Objective | Count how many lines of the material contain the string "xlabel", then give that number and nothing more.
== Data shown
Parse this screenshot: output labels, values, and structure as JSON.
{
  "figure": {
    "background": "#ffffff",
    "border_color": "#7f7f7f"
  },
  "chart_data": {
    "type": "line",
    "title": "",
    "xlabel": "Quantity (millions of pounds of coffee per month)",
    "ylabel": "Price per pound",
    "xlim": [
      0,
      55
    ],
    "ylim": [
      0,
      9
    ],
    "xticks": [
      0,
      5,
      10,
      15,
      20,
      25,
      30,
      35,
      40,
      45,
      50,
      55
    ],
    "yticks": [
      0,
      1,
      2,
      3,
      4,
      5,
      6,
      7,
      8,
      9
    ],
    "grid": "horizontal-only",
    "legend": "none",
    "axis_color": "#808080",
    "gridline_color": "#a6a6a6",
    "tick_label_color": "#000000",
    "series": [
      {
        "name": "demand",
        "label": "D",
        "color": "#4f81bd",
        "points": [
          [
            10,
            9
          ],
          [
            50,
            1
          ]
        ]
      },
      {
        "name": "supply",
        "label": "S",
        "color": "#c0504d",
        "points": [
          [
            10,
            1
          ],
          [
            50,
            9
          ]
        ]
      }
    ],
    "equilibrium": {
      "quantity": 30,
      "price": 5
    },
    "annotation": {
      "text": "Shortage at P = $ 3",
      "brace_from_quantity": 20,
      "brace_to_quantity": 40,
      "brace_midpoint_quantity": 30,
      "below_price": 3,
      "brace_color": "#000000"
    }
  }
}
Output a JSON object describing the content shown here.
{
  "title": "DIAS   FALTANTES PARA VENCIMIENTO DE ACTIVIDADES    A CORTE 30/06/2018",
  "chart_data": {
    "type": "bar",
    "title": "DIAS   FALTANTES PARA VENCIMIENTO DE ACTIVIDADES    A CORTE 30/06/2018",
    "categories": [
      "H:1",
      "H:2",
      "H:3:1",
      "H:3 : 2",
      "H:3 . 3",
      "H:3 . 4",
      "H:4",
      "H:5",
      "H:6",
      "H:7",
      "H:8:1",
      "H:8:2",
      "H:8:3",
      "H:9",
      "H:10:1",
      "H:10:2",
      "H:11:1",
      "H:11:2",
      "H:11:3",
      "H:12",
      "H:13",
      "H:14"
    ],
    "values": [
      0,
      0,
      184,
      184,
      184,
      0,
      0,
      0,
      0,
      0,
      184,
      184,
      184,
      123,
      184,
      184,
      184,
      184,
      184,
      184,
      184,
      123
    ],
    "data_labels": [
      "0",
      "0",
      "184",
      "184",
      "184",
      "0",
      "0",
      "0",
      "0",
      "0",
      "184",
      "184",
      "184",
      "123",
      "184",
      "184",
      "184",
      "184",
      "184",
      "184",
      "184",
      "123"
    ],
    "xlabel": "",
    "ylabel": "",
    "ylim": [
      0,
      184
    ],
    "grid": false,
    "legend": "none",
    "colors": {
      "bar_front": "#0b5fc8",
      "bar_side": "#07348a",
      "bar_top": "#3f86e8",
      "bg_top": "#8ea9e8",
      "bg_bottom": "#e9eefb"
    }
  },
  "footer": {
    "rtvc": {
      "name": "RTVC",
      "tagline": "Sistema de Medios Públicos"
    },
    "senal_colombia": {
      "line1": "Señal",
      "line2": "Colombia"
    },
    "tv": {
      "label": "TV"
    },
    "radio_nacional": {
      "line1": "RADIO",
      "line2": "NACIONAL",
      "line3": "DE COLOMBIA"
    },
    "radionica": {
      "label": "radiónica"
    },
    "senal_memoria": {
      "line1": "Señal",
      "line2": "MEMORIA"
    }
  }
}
====
Written solution | 2